Start Records for this task

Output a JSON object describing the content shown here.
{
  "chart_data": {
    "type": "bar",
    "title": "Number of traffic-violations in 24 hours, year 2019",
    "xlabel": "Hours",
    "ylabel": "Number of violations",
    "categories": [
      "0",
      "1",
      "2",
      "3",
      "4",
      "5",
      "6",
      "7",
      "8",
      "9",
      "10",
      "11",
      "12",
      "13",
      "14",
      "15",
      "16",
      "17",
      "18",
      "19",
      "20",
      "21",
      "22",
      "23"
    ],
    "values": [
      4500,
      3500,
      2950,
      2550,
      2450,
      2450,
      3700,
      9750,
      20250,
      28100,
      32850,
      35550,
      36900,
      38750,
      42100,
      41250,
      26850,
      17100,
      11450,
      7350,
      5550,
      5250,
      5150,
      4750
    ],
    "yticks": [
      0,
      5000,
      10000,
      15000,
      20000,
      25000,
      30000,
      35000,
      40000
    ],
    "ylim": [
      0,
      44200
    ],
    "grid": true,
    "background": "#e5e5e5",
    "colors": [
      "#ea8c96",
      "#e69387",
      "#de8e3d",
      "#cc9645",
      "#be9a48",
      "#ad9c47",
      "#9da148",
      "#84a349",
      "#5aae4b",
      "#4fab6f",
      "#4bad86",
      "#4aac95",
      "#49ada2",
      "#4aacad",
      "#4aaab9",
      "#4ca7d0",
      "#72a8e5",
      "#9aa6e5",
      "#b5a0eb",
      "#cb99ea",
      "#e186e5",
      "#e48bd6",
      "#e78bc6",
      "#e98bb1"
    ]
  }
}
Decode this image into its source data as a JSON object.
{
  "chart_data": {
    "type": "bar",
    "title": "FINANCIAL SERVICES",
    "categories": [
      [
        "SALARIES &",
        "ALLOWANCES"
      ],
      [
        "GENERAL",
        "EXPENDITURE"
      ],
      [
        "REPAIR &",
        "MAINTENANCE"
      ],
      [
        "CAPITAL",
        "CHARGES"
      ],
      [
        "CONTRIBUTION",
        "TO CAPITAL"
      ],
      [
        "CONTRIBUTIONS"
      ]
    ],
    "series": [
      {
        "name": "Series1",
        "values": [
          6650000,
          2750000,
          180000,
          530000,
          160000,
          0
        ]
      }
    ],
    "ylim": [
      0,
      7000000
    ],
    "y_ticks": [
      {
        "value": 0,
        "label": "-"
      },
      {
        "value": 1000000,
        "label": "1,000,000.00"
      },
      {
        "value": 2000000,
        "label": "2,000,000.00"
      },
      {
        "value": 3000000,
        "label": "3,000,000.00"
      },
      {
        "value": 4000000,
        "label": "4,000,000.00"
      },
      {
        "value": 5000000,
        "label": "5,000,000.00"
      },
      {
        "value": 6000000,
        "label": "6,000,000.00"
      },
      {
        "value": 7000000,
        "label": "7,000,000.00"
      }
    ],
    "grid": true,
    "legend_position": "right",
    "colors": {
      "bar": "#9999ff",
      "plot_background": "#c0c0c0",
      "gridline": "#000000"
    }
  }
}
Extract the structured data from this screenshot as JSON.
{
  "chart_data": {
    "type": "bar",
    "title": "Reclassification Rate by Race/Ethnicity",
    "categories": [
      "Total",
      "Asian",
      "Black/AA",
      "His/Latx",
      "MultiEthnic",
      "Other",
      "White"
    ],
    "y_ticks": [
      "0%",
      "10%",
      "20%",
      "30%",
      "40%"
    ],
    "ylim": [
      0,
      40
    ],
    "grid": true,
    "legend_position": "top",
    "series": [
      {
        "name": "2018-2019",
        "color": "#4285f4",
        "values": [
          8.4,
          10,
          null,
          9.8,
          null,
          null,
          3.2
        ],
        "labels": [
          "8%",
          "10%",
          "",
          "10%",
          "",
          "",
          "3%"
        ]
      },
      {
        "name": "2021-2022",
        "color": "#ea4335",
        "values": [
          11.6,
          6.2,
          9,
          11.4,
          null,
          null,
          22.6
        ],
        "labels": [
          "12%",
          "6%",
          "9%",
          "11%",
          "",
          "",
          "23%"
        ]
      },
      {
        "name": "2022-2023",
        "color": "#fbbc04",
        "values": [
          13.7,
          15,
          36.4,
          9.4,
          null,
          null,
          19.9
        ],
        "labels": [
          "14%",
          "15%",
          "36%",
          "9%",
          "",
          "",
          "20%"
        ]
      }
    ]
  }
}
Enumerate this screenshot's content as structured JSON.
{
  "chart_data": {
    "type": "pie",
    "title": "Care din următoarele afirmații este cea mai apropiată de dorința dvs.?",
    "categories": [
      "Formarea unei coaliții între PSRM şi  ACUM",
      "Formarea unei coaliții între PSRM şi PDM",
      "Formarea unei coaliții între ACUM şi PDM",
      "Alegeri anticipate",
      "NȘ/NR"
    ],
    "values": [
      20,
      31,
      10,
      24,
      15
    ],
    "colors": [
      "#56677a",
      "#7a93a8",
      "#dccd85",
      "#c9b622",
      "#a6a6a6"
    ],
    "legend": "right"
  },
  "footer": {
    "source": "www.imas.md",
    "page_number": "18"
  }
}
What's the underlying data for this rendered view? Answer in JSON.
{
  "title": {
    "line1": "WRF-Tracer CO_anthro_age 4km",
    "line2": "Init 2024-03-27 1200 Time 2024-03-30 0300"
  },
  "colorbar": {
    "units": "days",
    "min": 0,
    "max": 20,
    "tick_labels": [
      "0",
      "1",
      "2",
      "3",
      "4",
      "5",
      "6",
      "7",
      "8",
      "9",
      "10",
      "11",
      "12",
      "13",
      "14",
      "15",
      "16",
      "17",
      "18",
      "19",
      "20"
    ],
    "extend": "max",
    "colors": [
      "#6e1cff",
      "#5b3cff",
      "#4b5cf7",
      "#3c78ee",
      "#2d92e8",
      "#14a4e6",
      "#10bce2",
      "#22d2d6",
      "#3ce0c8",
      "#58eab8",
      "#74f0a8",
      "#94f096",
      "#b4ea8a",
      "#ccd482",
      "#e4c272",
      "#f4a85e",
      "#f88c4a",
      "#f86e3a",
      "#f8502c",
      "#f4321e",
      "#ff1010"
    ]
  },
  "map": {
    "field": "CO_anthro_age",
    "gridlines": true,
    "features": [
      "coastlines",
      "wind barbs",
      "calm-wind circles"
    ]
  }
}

End Records for this task

— Aim of the exercise —
Find every line in the records that has the string "right", then state how many there are and nothing else.

— Answer below —
2